> _WHAT IS BEING ASKED_: Reproduce the part of the traffic simulation summary below that runs from "This paper proposes" to "on long-term tasks.", word for word.

> _EXTRACT_:
Long-term Traffic Simulation with Interleaved Autoregressive Motion and Scenario Generation¶

Conference: ICCV 2025 arXiv: 2506.17213 Code: orangesodahub.github.io/InfGen Area: Autonomous Driving Keywords: Traffic Simulation, Long-term Simulation, Autoregressive Generation, Scenario Generation, Next-Token Prediction

TL;DR¶

This paper proposes InfGen, a unified autoregressive next-token prediction model that interleaves closed-loop motion simulation with scenario generation (dynamic agent insertion and removal), achieving for the first time stable long-term (30-second) traffic simulation. InfGen reaches state-of-the-art performance on short-term benchmarks and significantly outperforms all existing methods on long-term tasks.

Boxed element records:
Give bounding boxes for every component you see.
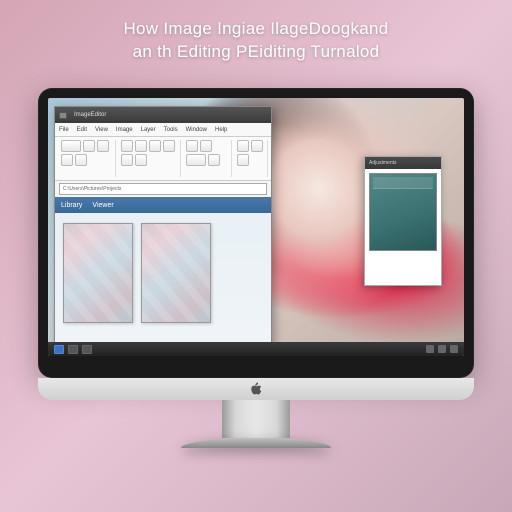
tool-button[interactable] [163, 140, 175, 152]
imac-frame: ImageEditor File Edit View Image Layer T… [38, 88, 474, 448]
ribbon-group-1 [58, 140, 116, 177]
tool-button[interactable] [61, 140, 81, 152]
workspace-tabs: Library Viewer [55, 197, 271, 213]
imac-stand-neck [222, 400, 290, 438]
ribbon-group-3 [183, 140, 232, 177]
tool-button[interactable] [97, 140, 109, 152]
tab-library[interactable]: Library [61, 202, 82, 209]
menu-tools[interactable]: Tools [164, 123, 178, 136]
tray-icon[interactable] [450, 345, 458, 353]
tool-button[interactable] [186, 140, 198, 152]
imac-chin [38, 378, 474, 400]
tool-button[interactable] [251, 140, 263, 152]
window-titlebar[interactable]: ImageEditor [55, 107, 271, 123]
tool-button[interactable] [186, 154, 206, 166]
toolbar-ribbon [55, 137, 271, 181]
panel-preview[interactable] [369, 173, 437, 251]
menu-file[interactable]: File [59, 123, 69, 136]
thumbnail[interactable] [63, 223, 133, 323]
screen: ImageEditor File Edit View Image Layer T… [48, 98, 464, 356]
taskbar-app-button[interactable] [68, 345, 78, 354]
editor-window[interactable]: ImageEditor File Edit View Image Layer T… [54, 106, 272, 346]
taskbar-left [54, 345, 92, 354]
tool-button[interactable] [121, 154, 133, 166]
ribbon-group-4 [234, 140, 268, 177]
tray-icon[interactable] [438, 345, 446, 353]
apple-logo-icon [250, 382, 262, 396]
panel-title: Adjustments [369, 160, 397, 166]
taskbar-app-button[interactable] [82, 345, 92, 354]
thumbnail[interactable] [141, 223, 211, 323]
taskbar [48, 342, 464, 356]
workspace: Library Viewer [55, 197, 271, 345]
side-panel[interactable]: Adjustments [364, 156, 442, 286]
tool-button[interactable] [75, 154, 87, 166]
taskbar-tray [426, 345, 458, 353]
menu-image[interactable]: Image [116, 123, 133, 136]
tool-button[interactable] [200, 140, 212, 152]
ribbon-group-2 [118, 140, 181, 177]
panel-preview-header [373, 177, 433, 189]
window-title: ImageEditor [74, 112, 106, 118]
tool-button[interactable] [83, 140, 95, 152]
screen-bezel: ImageEditor File Edit View Image Layer T… [38, 88, 474, 378]
window-control-button[interactable] [59, 112, 67, 119]
tool-button[interactable] [237, 140, 249, 152]
overlay-line1: How Image Ingiae IlageDoogkand [123, 19, 388, 38]
panel-header[interactable]: Adjustments [365, 157, 441, 169]
tool-button[interactable] [121, 140, 133, 152]
address-bar[interactable]: C:\Users\Pictures\Projects [59, 183, 267, 195]
taskbar-start-button[interactable] [54, 345, 64, 354]
address-path: C:\Users\Pictures\Projects [63, 186, 121, 192]
menu-help[interactable]: Help [215, 123, 227, 136]
menu-edit[interactable]: Edit [77, 123, 87, 136]
menu-view[interactable]: View [95, 123, 108, 136]
tray-icon[interactable] [426, 345, 434, 353]
tool-button[interactable] [208, 154, 220, 166]
thumbnail-strip [55, 213, 271, 333]
overlay-line2: an th Editing PEiditing Turnalod [133, 42, 380, 61]
menu-window[interactable]: Window [186, 123, 207, 136]
imac-stand-foot [181, 438, 331, 448]
menubar: File Edit View Image Layer Tools Window … [55, 123, 271, 137]
tool-button[interactable] [61, 154, 73, 166]
tool-button[interactable] [135, 140, 147, 152]
overlay-title: How Image Ingiae IlageDoogkand an th Edi… [0, 18, 512, 64]
tab-viewer[interactable]: Viewer [92, 202, 113, 209]
tool-button[interactable] [149, 140, 161, 152]
tool-button[interactable] [135, 154, 147, 166]
menu-layer[interactable]: Layer [141, 123, 156, 136]
tool-button[interactable] [237, 154, 249, 166]
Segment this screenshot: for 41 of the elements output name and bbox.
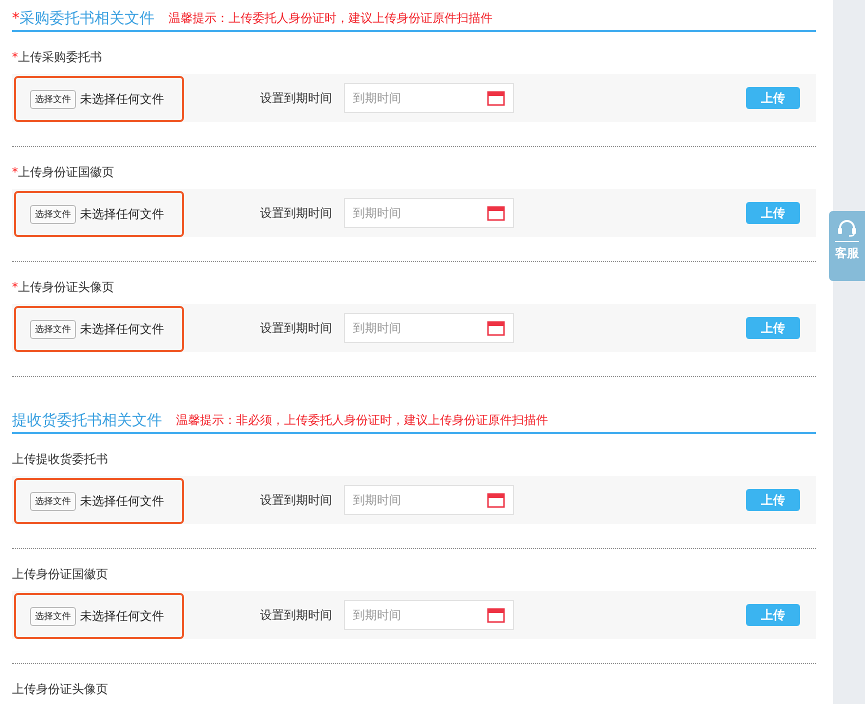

> _SOLUTION_:
This paper proposes InfGen, a unified autoregressive next-token prediction model that interleaves closed-loop motion simulation with scenario generation (dynamic agent insertion and removal), achieving for the first time stable long-term (30-second) traffic simulation. InfGen reaches state-of-the-art performance on short-term benchmarks and significantly outperforms all existing methods on long-term tasks.